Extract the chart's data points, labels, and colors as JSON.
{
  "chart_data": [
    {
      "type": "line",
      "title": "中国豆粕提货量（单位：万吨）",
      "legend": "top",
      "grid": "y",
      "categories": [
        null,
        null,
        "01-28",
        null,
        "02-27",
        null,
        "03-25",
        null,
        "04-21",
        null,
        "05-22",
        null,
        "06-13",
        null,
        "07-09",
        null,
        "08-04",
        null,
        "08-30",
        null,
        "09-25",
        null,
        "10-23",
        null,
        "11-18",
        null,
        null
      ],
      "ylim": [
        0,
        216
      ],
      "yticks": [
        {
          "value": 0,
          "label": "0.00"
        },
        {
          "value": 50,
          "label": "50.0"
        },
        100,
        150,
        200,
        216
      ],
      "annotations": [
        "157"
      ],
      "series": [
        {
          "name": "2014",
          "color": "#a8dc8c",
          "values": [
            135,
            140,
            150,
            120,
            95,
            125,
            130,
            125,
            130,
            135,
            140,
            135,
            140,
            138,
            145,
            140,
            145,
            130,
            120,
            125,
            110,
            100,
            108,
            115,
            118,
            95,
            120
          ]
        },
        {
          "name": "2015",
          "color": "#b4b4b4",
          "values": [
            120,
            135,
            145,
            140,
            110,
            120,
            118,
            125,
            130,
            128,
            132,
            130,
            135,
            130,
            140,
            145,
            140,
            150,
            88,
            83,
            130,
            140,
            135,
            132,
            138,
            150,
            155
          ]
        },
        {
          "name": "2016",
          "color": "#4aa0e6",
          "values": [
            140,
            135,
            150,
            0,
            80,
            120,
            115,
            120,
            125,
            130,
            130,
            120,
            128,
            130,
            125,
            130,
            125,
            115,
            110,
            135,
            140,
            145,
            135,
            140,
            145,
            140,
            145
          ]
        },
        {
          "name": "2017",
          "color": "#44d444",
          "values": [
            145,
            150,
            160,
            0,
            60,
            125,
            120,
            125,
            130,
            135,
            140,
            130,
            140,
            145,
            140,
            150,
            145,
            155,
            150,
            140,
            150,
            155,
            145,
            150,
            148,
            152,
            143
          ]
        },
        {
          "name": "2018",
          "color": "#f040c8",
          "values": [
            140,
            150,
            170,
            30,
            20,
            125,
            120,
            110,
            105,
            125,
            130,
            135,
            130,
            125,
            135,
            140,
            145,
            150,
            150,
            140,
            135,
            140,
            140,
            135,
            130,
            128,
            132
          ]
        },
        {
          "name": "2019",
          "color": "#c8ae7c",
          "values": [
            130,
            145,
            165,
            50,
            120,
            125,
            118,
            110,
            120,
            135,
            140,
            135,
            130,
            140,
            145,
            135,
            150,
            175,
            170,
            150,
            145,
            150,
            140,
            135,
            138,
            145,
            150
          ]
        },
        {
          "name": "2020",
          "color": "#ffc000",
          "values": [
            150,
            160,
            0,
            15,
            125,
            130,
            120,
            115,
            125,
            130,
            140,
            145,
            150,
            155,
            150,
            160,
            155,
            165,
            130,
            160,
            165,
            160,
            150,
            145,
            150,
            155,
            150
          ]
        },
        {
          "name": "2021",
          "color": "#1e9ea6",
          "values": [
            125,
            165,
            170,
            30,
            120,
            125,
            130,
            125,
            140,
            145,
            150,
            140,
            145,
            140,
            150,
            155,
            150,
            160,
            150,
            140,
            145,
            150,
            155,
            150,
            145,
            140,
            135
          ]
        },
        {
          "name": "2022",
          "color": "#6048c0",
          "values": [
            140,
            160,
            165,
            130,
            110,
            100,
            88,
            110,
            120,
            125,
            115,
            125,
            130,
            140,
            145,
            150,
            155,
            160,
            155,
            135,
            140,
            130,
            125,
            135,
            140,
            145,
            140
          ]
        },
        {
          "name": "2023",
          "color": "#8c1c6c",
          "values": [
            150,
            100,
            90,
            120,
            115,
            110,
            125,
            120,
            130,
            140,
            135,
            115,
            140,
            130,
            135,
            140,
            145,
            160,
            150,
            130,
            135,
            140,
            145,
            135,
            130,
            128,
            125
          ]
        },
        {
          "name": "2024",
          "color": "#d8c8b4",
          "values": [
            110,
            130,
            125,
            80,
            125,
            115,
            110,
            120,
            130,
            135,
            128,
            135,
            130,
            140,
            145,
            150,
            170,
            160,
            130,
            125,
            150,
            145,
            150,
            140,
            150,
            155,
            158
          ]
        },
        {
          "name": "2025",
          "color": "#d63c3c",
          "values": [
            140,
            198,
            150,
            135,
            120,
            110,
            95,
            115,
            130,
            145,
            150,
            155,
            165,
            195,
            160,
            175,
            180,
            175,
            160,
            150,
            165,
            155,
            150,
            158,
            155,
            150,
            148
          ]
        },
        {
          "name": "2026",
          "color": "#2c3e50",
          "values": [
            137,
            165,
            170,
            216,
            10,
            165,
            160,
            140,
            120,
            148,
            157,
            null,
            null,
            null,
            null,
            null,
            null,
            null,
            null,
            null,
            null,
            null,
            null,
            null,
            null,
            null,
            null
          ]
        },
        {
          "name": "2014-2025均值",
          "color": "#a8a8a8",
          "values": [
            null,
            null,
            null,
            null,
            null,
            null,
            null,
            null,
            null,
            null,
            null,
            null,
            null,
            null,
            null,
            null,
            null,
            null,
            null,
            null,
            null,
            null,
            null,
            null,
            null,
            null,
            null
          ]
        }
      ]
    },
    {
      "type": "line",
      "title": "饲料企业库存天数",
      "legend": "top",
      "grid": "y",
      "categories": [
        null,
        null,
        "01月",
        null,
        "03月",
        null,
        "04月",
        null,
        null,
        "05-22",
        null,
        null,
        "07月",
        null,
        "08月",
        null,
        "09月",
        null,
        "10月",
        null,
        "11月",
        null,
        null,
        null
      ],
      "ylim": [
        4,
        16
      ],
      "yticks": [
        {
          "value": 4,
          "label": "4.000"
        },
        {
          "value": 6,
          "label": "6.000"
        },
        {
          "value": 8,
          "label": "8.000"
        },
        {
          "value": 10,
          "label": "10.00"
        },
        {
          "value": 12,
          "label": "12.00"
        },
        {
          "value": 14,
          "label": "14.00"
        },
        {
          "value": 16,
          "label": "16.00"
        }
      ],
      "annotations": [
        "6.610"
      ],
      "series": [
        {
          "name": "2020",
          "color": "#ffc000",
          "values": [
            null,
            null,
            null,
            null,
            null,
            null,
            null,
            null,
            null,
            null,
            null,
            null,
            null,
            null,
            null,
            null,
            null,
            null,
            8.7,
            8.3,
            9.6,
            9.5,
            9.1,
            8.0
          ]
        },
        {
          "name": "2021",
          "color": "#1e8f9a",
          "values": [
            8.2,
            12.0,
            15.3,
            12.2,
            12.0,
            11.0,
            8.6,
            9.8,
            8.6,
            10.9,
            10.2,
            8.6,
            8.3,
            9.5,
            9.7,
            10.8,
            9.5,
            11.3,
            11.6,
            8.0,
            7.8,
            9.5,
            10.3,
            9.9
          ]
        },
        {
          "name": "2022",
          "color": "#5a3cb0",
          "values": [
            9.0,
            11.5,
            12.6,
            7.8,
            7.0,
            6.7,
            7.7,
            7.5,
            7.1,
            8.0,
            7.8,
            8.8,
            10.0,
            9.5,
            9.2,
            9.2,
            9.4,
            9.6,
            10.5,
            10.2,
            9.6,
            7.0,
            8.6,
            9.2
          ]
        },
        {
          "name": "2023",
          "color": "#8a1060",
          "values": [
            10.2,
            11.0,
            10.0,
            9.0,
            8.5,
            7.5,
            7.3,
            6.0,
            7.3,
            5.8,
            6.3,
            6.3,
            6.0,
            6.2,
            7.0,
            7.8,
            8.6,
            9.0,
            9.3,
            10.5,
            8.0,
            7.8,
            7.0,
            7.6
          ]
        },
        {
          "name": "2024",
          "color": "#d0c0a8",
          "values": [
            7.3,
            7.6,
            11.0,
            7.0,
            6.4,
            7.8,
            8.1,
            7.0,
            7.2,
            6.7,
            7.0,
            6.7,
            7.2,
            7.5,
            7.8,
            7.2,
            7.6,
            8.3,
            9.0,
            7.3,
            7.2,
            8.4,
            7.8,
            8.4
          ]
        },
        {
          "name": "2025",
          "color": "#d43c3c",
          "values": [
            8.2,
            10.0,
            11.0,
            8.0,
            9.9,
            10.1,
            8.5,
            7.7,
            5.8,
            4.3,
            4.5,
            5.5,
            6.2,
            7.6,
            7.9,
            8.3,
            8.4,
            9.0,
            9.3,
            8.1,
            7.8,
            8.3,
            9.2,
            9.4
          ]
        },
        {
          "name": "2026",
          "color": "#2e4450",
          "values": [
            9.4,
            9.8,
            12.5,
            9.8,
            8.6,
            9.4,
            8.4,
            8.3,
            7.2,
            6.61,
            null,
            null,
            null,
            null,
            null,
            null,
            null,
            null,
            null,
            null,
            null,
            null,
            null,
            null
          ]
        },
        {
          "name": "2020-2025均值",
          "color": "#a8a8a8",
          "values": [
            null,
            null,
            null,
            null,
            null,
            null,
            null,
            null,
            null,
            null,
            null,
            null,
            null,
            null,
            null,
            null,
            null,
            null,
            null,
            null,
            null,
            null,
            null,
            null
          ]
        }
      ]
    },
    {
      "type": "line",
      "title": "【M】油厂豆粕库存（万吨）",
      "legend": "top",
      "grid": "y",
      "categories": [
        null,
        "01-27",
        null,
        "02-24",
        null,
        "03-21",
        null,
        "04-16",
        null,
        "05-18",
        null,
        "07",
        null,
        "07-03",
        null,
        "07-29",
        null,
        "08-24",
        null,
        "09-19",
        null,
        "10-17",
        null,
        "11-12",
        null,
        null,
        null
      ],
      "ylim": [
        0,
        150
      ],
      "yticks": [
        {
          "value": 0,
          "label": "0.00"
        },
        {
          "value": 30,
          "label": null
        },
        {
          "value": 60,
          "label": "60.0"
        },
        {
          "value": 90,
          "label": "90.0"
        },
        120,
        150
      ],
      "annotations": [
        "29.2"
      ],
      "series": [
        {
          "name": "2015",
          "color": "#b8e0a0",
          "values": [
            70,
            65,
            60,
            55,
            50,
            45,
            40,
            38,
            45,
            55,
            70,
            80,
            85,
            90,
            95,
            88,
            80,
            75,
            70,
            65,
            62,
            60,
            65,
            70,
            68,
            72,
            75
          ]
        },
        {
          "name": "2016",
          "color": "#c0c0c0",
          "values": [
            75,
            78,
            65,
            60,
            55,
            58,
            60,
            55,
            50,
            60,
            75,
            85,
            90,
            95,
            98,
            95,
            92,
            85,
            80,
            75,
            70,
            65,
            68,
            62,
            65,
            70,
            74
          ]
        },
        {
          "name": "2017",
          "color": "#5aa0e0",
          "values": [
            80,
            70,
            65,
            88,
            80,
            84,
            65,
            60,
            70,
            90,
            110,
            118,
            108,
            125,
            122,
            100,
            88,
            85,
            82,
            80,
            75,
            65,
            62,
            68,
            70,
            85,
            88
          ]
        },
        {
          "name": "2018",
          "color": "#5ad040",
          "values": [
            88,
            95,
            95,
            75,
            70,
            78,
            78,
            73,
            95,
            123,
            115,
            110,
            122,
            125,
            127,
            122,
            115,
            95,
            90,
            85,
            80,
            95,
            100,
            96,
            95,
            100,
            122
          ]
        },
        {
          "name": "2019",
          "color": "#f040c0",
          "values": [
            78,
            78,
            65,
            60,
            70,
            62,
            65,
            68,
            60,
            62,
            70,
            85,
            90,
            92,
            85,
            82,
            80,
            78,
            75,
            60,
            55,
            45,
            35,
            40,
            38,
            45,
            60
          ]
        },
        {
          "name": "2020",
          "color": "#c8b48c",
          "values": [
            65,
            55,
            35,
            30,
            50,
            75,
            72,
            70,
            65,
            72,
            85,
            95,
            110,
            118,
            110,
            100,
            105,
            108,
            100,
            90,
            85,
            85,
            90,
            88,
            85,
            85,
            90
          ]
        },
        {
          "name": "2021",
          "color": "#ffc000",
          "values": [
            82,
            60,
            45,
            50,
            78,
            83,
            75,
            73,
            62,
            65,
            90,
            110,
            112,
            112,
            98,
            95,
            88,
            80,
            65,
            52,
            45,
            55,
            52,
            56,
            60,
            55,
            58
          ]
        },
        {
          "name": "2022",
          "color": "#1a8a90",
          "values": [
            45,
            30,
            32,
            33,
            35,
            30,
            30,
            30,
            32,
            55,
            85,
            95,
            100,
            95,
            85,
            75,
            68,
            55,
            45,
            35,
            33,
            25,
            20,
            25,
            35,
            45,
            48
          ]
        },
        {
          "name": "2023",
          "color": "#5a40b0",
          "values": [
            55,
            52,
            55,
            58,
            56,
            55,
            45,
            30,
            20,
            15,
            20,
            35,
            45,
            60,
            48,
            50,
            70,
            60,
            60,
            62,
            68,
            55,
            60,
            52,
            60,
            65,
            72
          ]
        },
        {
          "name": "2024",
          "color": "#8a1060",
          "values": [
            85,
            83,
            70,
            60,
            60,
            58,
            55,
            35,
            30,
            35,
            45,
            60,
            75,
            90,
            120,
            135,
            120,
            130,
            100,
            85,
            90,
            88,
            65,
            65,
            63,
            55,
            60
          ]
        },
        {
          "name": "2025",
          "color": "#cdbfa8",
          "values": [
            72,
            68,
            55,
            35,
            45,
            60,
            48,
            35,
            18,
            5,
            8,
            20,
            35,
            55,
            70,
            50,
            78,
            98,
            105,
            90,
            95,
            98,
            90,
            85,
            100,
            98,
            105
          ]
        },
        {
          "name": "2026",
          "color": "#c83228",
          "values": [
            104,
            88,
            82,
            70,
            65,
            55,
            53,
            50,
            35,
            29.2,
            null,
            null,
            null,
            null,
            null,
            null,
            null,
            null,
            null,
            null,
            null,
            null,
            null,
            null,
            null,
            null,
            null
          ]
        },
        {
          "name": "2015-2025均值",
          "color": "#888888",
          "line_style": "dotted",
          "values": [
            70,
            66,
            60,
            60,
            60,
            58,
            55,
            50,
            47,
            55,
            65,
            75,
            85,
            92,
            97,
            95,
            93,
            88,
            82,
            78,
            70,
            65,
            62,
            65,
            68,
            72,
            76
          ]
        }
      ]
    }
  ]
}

☆ ☆ ☆ ☆ ☆

TASK DIRECTIONS: Count the lines above that contain the word "title", and reply with only that number.

RESPONSE: 3